■ **Work instructions**:
Output each entry in full so that the result matches the data exactly.

Records from a collection
Segment Open

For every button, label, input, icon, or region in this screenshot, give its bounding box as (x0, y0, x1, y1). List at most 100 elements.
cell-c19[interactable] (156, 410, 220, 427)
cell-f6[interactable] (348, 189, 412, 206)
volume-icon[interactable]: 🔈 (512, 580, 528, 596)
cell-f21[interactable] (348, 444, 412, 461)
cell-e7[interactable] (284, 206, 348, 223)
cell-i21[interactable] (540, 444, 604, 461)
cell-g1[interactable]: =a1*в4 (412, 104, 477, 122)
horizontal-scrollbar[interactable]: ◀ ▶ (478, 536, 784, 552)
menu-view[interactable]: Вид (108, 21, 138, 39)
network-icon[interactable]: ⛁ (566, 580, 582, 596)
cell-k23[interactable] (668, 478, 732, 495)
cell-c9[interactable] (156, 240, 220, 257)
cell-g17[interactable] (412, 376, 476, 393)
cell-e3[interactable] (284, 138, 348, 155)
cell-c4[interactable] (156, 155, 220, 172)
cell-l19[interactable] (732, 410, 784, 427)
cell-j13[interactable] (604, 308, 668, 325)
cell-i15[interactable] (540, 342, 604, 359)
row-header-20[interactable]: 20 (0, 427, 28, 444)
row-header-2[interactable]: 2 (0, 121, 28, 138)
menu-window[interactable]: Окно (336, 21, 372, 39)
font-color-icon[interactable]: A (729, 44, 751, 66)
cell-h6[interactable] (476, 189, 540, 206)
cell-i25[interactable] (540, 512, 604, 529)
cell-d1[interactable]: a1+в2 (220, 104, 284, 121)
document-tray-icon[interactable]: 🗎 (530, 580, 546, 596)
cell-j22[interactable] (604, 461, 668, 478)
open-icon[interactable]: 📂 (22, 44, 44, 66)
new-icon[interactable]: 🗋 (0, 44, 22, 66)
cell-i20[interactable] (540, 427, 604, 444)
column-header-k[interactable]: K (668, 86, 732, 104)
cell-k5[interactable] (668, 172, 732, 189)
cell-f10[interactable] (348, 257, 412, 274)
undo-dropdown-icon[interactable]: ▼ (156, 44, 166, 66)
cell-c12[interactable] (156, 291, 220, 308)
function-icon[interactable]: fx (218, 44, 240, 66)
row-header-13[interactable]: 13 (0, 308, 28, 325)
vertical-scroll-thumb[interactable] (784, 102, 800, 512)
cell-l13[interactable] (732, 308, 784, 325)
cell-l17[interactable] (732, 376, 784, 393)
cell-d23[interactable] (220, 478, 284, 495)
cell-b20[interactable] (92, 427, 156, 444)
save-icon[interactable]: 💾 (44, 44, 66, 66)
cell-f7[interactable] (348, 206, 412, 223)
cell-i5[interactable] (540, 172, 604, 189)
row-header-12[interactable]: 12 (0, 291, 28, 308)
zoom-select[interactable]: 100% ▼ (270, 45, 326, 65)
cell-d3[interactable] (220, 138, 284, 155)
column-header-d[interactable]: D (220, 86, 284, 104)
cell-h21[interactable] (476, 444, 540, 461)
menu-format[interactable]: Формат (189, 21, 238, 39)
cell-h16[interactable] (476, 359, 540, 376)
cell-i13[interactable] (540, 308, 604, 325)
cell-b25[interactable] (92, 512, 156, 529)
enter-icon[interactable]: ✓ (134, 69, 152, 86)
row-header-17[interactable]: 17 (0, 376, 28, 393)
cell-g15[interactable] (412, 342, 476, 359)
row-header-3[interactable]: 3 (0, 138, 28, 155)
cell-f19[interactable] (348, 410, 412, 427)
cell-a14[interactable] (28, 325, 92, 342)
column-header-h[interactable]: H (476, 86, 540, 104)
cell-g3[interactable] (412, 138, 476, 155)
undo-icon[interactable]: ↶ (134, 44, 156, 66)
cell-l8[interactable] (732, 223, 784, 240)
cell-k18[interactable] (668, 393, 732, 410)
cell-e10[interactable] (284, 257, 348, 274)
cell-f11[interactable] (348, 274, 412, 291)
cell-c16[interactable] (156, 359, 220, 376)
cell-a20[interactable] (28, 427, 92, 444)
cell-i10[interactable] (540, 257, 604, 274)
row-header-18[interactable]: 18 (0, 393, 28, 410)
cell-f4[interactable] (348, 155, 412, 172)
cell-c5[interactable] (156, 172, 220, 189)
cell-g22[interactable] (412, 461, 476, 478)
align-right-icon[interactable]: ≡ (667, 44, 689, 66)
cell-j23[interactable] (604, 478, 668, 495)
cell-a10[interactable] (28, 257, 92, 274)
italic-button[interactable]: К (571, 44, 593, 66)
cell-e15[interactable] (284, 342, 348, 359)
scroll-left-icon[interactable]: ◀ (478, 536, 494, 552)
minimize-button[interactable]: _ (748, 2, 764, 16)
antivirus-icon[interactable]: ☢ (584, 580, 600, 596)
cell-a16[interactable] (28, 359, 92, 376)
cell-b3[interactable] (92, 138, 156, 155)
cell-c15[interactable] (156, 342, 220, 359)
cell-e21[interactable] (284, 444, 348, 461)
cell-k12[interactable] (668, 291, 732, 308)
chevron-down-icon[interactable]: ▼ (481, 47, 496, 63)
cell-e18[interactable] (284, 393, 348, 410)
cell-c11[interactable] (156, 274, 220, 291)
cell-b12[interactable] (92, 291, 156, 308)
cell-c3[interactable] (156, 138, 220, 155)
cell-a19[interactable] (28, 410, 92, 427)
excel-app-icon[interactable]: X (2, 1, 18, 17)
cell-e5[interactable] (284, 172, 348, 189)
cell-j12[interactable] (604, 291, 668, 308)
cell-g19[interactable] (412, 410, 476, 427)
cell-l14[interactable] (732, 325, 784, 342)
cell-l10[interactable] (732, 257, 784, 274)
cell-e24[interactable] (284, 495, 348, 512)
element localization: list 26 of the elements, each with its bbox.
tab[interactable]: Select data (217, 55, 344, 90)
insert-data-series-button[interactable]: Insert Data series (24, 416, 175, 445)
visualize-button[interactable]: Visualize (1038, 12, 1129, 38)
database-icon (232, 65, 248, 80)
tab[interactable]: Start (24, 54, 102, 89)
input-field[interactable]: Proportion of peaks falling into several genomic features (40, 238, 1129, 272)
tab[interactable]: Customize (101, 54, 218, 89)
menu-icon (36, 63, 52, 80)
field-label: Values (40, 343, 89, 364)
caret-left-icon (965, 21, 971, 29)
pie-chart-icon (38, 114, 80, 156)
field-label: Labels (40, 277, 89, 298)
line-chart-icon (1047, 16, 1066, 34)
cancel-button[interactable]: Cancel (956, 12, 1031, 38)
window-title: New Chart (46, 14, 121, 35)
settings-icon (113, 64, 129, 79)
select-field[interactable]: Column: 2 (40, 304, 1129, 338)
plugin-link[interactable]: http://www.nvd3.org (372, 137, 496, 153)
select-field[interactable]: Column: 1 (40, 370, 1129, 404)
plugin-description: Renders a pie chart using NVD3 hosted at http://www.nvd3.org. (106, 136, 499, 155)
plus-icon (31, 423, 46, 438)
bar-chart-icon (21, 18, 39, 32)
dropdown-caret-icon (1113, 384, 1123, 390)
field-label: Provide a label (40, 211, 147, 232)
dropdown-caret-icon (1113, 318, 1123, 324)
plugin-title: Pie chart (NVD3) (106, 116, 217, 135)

Segment Closed

■ **Solution to the exercise**:
For every button, label, input, icon, or region in this screenshot, give its bounding box as (x0, y0, x1, y1). List at most 100 elements.
cell-c19[interactable] (156, 410, 220, 427)
cell-f6[interactable] (348, 189, 412, 206)
volume-icon[interactable]: 🔈 (512, 580, 528, 596)
cell-f21[interactable] (348, 444, 412, 461)
cell-e7[interactable] (284, 206, 348, 223)
cell-i21[interactable] (540, 444, 604, 461)
cell-g1[interactable]: =a1*в4 (412, 104, 477, 122)
horizontal-scrollbar[interactable]: ◀ ▶ (478, 536, 784, 552)
menu-view[interactable]: Вид (108, 21, 138, 39)
network-icon[interactable]: ⛁ (566, 580, 582, 596)
cell-k23[interactable] (668, 478, 732, 495)
cell-c9[interactable] (156, 240, 220, 257)
cell-g17[interactable] (412, 376, 476, 393)
cell-e3[interactable] (284, 138, 348, 155)
cell-c4[interactable] (156, 155, 220, 172)
cell-l19[interactable] (732, 410, 784, 427)
cell-j13[interactable] (604, 308, 668, 325)
cell-i15[interactable] (540, 342, 604, 359)
row-header-20[interactable]: 20 (0, 427, 28, 444)
row-header-2[interactable]: 2 (0, 121, 28, 138)
menu-window[interactable]: Окно (336, 21, 372, 39)
font-color-icon[interactable]: A (729, 44, 751, 66)
cell-h6[interactable] (476, 189, 540, 206)
cell-i25[interactable] (540, 512, 604, 529)
cell-d1[interactable]: a1+в2 (220, 104, 284, 121)
document-tray-icon[interactable]: 🗎 (530, 580, 546, 596)
cell-j22[interactable] (604, 461, 668, 478)
open-icon[interactable]: 📂 (22, 44, 44, 66)
new-icon[interactable]: 🗋 (0, 44, 22, 66)
cell-i20[interactable] (540, 427, 604, 444)
column-header-k[interactable]: K (668, 86, 732, 104)
cell-k5[interactable] (668, 172, 732, 189)
cell-f10[interactable] (348, 257, 412, 274)
undo-dropdown-icon[interactable]: ▼ (156, 44, 166, 66)
cell-c12[interactable] (156, 291, 220, 308)
function-icon[interactable]: fx (218, 44, 240, 66)
row-header-13[interactable]: 13 (0, 308, 28, 325)
vertical-scroll-thumb[interactable] (784, 102, 800, 512)
cell-l13[interactable] (732, 308, 784, 325)
cell-l17[interactable] (732, 376, 784, 393)
cell-d23[interactable] (220, 478, 284, 495)
cell-b20[interactable] (92, 427, 156, 444)
save-icon[interactable]: 💾 (44, 44, 66, 66)
cell-f7[interactable] (348, 206, 412, 223)
cell-i5[interactable] (540, 172, 604, 189)
row-header-12[interactable]: 12 (0, 291, 28, 308)
zoom-select[interactable]: 100% ▼ (270, 45, 326, 65)
cell-d3[interactable] (220, 138, 284, 155)
column-header-d[interactable]: D (220, 86, 284, 104)
cell-h21[interactable] (476, 444, 540, 461)
menu-format[interactable]: Формат (189, 21, 238, 39)
cell-h16[interactable] (476, 359, 540, 376)
cell-i13[interactable] (540, 308, 604, 325)
cell-b25[interactable] (92, 512, 156, 529)
enter-icon[interactable]: ✓ (134, 69, 152, 86)
row-header-17[interactable]: 17 (0, 376, 28, 393)
cell-g15[interactable] (412, 342, 476, 359)
row-header-3[interactable]: 3 (0, 138, 28, 155)
cell-f19[interactable] (348, 410, 412, 427)
cell-a14[interactable] (28, 325, 92, 342)
column-header-h[interactable]: H (476, 86, 540, 104)
cell-g3[interactable] (412, 138, 476, 155)
undo-icon[interactable]: ↶ (134, 44, 156, 66)
cell-l8[interactable] (732, 223, 784, 240)
cell-k18[interactable] (668, 393, 732, 410)
cell-e10[interactable] (284, 257, 348, 274)
cell-f11[interactable] (348, 274, 412, 291)
cell-c16[interactable] (156, 359, 220, 376)
cell-a20[interactable] (28, 427, 92, 444)
cell-i10[interactable] (540, 257, 604, 274)
row-header-18[interactable]: 18 (0, 393, 28, 410)
cell-f4[interactable] (348, 155, 412, 172)
cell-c5[interactable] (156, 172, 220, 189)
cell-g22[interactable] (412, 461, 476, 478)
align-right-icon[interactable]: ≡ (667, 44, 689, 66)
cell-j23[interactable] (604, 478, 668, 495)
cell-a10[interactable] (28, 257, 92, 274)
italic-button[interactable]: К (571, 44, 593, 66)
cell-e15[interactable] (284, 342, 348, 359)
scroll-left-icon[interactable]: ◀ (478, 536, 494, 552)
minimize-button[interactable]: _ (748, 2, 764, 16)
antivirus-icon[interactable]: ☢ (584, 580, 600, 596)
cell-a16[interactable] (28, 359, 92, 376)
cell-b3[interactable] (92, 138, 156, 155)
cell-c15[interactable] (156, 342, 220, 359)
cell-e21[interactable] (284, 444, 348, 461)
cell-k12[interactable] (668, 291, 732, 308)
chevron-down-icon[interactable]: ▼ (481, 47, 496, 63)
cell-e18[interactable] (284, 393, 348, 410)
cell-c11[interactable] (156, 274, 220, 291)
cell-b12[interactable] (92, 291, 156, 308)
cell-c3[interactable] (156, 138, 220, 155)
cell-a19[interactable] (28, 410, 92, 427)
excel-app-icon[interactable]: X (2, 1, 18, 17)
cell-e5[interactable] (284, 172, 348, 189)
cell-j12[interactable] (604, 291, 668, 308)
cell-g19[interactable] (412, 410, 476, 427)
cell-l14[interactable] (732, 325, 784, 342)
cell-l10[interactable] (732, 257, 784, 274)
cell-e24[interactable] (284, 495, 348, 512)
element localization: list 26 of the elements, each with its bbox.
tab[interactable]: Select data (217, 55, 344, 90)
insert-data-series-button[interactable]: Insert Data series (24, 416, 175, 445)
visualize-button[interactable]: Visualize (1038, 12, 1129, 38)
database-icon (232, 65, 248, 80)
tab[interactable]: Start (24, 54, 102, 89)
input-field[interactable]: Proportion of peaks falling into several genomic features (40, 238, 1129, 272)
tab[interactable]: Customize (101, 54, 218, 89)
menu-icon (36, 63, 52, 80)
field-label: Values (40, 343, 89, 364)
caret-left-icon (965, 21, 971, 29)
pie-chart-icon (38, 114, 80, 156)
field-label: Labels (40, 277, 89, 298)
line-chart-icon (1047, 16, 1066, 34)
cancel-button[interactable]: Cancel (956, 12, 1031, 38)
window-title: New Chart (46, 14, 121, 35)
settings-icon (113, 64, 129, 79)
select-field[interactable]: Column: 2 (40, 304, 1129, 338)
plugin-link[interactable]: http://www.nvd3.org (372, 137, 496, 153)
select-field[interactable]: Column: 1 (40, 370, 1129, 404)
plugin-description: Renders a pie chart using NVD3 hosted at http://www.nvd3.org. (106, 136, 499, 155)
plus-icon (31, 423, 46, 438)
bar-chart-icon (21, 18, 39, 32)
dropdown-caret-icon (1113, 384, 1123, 390)
field-label: Provide a label (40, 211, 147, 232)
dropdown-caret-icon (1113, 318, 1123, 324)
plugin-title: Pie chart (NVD3) (106, 116, 217, 135)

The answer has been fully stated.